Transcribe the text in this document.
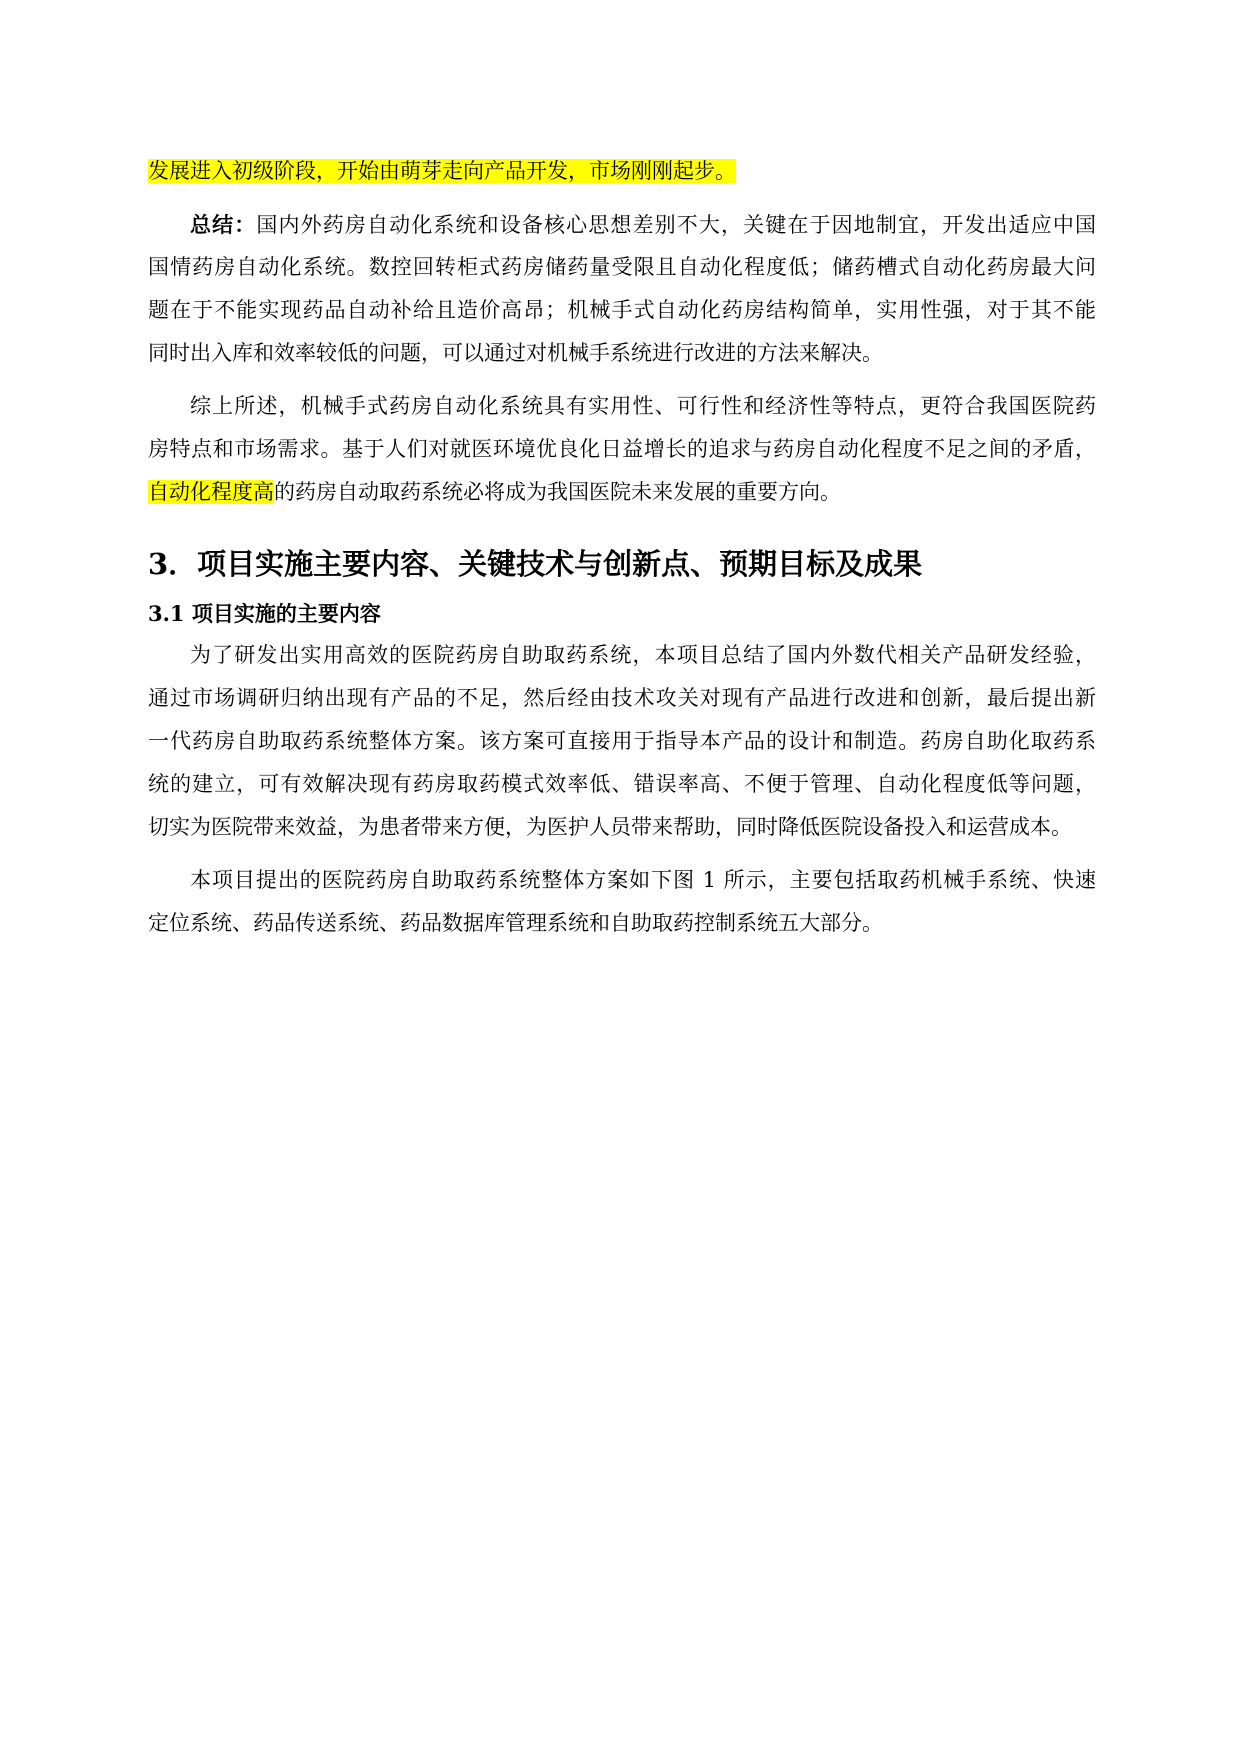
发展进入初级阶段，开始由萌芽走向产品开发，市场刚刚起步。
总结：国内外药房自动化系统和设备核心思想差别不大，关键在于因地制宜，开发出适应中国
国情药房自动化系统。数控回转柜式药房储药量受限且自动化程度低；储药槽式自动化药房最大问
题在于不能实现药品自动补给且造价高昂；机械手式自动化药房结构简单，实用性强，对于其不能
同时出入库和效率较低的问题，可以通过对机械手系统进行改进的方法来解决。
综上所述，机械手式药房自动化系统具有实用性、可行性和经济性等特点，更符合我国医院药
房特点和市场需求。基于人们对就医环境优良化日益增长的追求与药房自动化程度不足之间的矛盾，
自动化程度高的药房自动取药系统必将成为我国医院未来发展的重要方向。
3．项目实施主要内容、关键技术与创新点、预期目标及成果
3.1 项目实施的主要内容
为了研发出实用高效的医院药房自助取药系统，本项目总结了国内外数代相关产品研发经验，
通过市场调研归纳出现有产品的不足，然后经由技术攻关对现有产品进行改进和创新，最后提出新
一代药房自助取药系统整体方案。该方案可直接用于指导本产品的设计和制造。药房自助化取药系
统的建立，可有效解决现有药房取药模式效率低、错误率高、不便于管理、自动化程度低等问题，
切实为医院带来效益，为患者带来方便，为医护人员带来帮助，同时降低医院设备投入和运营成本。
本项目提出的医院药房自助取药系统整体方案如下图 1 所示，主要包括取药机械手系统、快速
定位系统、药品传送系统、药品数据库管理系统和自助取药控制系统五大部分。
- - - -
• **Given request**: Drop the images and repeat the data exactly.

• **Result below**:
Transcribe the text in this document.
发展进入初级阶段，开始由萌芽走向产品开发，市场刚刚起步。
总结：国内外药房自动化系统和设备核心思想差别不大，关键在于因地制宜，开发出适应中国
国情药房自动化系统。数控回转柜式药房储药量受限且自动化程度低；储药槽式自动化药房最大问
题在于不能实现药品自动补给且造价高昂；机械手式自动化药房结构简单，实用性强，对于其不能
同时出入库和效率较低的问题，可以通过对机械手系统进行改进的方法来解决。
综上所述，机械手式药房自动化系统具有实用性、可行性和经济性等特点，更符合我国医院药
房特点和市场需求。基于人们对就医环境优良化日益增长的追求与药房自动化程度不足之间的矛盾，
自动化程度高的药房自动取药系统必将成为我国医院未来发展的重要方向。
3．项目实施主要内容、关键技术与创新点、预期目标及成果
3.1 项目实施的主要内容
为了研发出实用高效的医院药房自助取药系统，本项目总结了国内外数代相关产品研发经验，
通过市场调研归纳出现有产品的不足，然后经由技术攻关对现有产品进行改进和创新，最后提出新
一代药房自助取药系统整体方案。该方案可直接用于指导本产品的设计和制造。药房自助化取药系
统的建立，可有效解决现有药房取药模式效率低、错误率高、不便于管理、自动化程度低等问题，
切实为医院带来效益，为患者带来方便，为医护人员带来帮助，同时降低医院设备投入和运营成本。
本项目提出的医院药房自助取药系统整体方案如下图 1 所示，主要包括取药机械手系统、快速
定位系统、药品传送系统、药品数据库管理系统和自助取药控制系统五大部分。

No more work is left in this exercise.